__WHAT IS NEEDED__: Pull each line containing "Cuándo" out of the data and copy it.

** start RAW DATA **

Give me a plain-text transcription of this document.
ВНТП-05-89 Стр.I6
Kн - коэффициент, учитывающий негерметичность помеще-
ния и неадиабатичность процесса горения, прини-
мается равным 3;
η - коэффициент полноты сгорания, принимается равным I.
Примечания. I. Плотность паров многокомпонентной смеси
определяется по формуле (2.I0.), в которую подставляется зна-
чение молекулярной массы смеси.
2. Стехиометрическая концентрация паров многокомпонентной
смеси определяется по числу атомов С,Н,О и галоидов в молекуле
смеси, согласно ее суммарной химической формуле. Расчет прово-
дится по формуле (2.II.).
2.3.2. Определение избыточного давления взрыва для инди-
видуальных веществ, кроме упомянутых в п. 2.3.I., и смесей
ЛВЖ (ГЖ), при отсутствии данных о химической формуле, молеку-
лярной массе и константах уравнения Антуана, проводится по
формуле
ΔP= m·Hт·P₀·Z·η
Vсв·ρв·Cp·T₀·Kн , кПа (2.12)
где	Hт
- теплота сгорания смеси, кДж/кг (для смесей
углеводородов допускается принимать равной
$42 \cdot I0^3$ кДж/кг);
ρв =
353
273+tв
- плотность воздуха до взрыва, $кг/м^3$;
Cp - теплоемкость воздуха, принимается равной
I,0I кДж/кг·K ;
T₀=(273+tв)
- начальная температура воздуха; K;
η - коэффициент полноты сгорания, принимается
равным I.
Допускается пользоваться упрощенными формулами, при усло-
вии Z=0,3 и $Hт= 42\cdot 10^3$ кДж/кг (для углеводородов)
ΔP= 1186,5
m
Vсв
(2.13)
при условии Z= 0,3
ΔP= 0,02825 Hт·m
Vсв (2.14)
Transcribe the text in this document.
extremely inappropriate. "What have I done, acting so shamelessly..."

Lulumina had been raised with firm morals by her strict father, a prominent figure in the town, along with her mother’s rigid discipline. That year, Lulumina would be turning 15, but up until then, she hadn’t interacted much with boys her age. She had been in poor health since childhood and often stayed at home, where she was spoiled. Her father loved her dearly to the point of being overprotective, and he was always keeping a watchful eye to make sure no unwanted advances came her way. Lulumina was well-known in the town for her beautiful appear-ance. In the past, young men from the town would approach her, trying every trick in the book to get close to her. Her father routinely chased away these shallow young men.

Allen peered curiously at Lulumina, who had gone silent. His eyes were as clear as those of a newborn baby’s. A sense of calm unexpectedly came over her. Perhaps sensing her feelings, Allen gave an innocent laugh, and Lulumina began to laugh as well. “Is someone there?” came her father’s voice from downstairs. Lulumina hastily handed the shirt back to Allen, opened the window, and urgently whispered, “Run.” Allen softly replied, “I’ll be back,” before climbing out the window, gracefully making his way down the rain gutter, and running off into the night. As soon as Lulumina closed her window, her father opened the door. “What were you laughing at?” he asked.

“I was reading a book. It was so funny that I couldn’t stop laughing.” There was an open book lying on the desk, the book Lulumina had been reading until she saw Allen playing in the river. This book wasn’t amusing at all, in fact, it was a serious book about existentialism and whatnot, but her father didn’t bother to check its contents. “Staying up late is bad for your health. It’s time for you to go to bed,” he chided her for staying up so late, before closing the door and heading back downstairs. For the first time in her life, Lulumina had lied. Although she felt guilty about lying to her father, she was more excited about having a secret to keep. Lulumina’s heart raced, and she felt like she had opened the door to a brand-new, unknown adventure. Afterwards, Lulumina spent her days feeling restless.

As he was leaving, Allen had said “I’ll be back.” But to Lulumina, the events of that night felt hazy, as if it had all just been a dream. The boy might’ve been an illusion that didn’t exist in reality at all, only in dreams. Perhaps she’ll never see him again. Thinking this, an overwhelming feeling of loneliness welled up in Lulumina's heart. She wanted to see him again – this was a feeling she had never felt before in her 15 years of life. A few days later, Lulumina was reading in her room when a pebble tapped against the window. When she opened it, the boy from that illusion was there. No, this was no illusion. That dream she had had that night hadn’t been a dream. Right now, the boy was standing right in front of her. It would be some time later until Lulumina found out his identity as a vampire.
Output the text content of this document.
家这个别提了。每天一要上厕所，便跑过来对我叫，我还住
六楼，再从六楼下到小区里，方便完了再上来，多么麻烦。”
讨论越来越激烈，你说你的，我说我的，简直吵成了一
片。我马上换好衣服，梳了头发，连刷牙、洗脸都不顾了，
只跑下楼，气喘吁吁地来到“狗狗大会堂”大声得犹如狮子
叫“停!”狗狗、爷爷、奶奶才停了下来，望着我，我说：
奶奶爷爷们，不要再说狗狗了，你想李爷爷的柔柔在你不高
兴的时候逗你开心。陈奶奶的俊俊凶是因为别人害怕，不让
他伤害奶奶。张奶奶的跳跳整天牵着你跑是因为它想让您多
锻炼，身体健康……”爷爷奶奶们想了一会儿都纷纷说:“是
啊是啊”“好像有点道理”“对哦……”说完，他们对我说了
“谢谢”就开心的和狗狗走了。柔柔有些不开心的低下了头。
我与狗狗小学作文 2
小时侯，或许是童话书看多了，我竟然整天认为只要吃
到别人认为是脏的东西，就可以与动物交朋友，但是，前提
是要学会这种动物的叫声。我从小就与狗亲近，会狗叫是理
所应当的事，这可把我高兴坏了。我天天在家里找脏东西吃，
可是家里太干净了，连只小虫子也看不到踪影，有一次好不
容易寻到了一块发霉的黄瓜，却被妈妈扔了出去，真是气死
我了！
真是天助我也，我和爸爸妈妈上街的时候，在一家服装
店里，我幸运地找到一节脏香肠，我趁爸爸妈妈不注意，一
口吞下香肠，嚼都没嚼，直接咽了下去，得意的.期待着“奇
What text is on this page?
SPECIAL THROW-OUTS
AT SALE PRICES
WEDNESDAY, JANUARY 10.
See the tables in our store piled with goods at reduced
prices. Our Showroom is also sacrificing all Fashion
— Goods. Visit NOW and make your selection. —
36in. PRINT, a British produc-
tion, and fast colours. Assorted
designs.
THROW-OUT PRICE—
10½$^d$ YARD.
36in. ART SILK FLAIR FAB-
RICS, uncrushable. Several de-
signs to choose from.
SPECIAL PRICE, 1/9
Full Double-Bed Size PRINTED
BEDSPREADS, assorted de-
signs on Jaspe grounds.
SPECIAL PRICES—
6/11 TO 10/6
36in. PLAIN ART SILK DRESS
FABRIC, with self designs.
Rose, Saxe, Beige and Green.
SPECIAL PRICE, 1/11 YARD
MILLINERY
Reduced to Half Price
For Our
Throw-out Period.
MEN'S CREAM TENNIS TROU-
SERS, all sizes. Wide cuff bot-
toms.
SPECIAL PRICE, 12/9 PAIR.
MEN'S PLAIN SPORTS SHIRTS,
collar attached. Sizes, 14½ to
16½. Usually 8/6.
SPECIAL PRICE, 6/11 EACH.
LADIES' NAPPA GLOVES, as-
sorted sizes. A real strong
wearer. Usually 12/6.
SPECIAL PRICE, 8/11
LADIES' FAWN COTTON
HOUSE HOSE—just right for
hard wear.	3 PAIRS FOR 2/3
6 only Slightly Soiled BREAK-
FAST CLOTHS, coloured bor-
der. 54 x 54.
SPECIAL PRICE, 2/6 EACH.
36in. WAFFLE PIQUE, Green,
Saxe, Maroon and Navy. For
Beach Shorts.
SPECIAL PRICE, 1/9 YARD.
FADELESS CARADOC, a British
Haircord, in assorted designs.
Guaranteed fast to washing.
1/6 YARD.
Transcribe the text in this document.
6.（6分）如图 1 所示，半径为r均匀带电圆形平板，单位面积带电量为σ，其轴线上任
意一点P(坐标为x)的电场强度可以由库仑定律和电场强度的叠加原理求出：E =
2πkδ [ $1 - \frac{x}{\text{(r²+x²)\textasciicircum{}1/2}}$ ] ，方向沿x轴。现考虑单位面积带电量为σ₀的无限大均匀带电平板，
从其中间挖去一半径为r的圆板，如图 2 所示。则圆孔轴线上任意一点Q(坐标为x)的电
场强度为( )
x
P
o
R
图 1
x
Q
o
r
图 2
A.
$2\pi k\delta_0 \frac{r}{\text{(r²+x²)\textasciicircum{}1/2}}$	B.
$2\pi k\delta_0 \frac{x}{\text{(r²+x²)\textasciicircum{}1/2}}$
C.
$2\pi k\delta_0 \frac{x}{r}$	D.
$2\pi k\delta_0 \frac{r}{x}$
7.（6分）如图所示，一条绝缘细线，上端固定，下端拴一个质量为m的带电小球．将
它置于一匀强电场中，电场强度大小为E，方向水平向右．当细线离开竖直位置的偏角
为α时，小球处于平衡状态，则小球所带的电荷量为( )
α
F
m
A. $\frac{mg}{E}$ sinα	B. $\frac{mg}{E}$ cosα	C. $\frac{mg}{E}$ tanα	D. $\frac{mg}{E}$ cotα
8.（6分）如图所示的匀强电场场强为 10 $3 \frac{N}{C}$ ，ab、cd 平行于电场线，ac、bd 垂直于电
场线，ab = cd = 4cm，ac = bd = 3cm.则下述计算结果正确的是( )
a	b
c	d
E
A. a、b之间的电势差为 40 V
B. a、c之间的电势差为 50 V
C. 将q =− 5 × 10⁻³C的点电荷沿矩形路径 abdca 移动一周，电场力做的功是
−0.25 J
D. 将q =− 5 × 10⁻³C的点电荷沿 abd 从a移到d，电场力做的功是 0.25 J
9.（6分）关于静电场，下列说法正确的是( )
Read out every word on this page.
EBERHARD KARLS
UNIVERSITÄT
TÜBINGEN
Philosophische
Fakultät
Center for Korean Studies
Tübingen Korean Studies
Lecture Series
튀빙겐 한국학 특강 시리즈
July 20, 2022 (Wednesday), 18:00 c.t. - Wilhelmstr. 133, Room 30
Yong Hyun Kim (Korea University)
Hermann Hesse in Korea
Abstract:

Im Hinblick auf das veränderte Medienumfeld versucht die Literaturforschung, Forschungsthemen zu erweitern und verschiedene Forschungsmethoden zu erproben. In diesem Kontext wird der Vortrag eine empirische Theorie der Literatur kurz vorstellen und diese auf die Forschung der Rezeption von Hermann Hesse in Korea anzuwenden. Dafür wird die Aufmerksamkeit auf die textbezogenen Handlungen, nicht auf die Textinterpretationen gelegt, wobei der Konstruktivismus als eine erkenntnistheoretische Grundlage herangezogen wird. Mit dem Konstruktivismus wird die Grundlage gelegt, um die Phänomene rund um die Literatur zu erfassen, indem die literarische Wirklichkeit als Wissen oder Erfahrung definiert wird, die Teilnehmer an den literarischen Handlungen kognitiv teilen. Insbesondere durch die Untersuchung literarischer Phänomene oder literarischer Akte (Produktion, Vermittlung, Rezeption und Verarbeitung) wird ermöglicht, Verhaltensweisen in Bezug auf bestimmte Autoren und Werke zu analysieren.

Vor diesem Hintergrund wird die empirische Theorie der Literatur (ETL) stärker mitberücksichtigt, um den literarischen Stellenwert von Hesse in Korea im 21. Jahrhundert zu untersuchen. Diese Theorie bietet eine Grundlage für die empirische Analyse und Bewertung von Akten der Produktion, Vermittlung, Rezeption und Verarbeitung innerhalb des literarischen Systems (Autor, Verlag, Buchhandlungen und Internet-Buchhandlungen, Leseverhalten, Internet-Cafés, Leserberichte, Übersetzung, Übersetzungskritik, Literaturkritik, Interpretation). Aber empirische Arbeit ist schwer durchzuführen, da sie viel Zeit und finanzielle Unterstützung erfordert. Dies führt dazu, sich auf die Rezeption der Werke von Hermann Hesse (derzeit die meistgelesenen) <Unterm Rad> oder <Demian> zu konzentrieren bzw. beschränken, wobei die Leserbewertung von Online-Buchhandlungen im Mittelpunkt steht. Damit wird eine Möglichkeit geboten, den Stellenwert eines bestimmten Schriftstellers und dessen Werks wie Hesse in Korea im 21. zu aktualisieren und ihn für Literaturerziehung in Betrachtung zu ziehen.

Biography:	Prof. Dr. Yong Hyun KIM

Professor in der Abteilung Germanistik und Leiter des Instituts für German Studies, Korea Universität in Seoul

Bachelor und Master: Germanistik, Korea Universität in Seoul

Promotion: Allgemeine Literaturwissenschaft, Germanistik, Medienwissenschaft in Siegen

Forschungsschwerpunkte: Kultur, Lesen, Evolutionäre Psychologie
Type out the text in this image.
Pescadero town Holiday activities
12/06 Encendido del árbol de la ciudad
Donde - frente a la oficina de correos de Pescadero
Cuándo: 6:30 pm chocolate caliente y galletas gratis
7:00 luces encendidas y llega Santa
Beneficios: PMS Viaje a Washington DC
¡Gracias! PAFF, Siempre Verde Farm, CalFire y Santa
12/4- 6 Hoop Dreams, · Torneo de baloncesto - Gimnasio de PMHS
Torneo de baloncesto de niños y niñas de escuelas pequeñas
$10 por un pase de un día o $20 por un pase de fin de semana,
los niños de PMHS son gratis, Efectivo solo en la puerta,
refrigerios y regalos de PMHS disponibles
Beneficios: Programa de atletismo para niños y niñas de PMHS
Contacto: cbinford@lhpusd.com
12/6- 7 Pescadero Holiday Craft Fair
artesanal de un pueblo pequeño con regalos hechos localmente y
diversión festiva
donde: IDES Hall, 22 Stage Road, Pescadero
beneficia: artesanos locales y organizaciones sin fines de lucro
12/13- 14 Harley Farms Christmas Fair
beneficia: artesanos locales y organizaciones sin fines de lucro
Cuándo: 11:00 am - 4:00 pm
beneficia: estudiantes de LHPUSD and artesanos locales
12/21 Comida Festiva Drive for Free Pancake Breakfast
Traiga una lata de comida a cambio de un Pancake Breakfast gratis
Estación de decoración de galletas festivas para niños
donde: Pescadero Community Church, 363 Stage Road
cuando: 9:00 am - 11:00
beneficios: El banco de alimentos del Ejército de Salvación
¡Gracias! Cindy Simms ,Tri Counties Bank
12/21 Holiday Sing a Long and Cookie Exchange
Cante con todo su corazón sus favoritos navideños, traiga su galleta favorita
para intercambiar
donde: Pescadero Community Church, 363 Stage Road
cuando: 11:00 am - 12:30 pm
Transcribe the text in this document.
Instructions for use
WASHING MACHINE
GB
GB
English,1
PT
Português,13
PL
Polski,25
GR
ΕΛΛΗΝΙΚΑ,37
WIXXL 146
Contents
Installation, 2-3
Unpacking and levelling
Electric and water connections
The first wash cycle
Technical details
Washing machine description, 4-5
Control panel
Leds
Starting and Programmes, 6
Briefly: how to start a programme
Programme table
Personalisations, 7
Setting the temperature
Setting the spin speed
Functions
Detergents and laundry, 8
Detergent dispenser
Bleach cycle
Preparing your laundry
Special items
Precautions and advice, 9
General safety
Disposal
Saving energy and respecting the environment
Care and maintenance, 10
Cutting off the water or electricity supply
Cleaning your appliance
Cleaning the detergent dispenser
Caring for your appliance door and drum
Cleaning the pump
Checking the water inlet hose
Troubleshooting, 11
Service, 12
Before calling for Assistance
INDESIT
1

** end RAW DATA **

__COMPLETED EXERCISE__:
Cuándo: 6:30 pm chocolate caliente y galletas gratis
Cuándo: 11:00 am - 4:00 pm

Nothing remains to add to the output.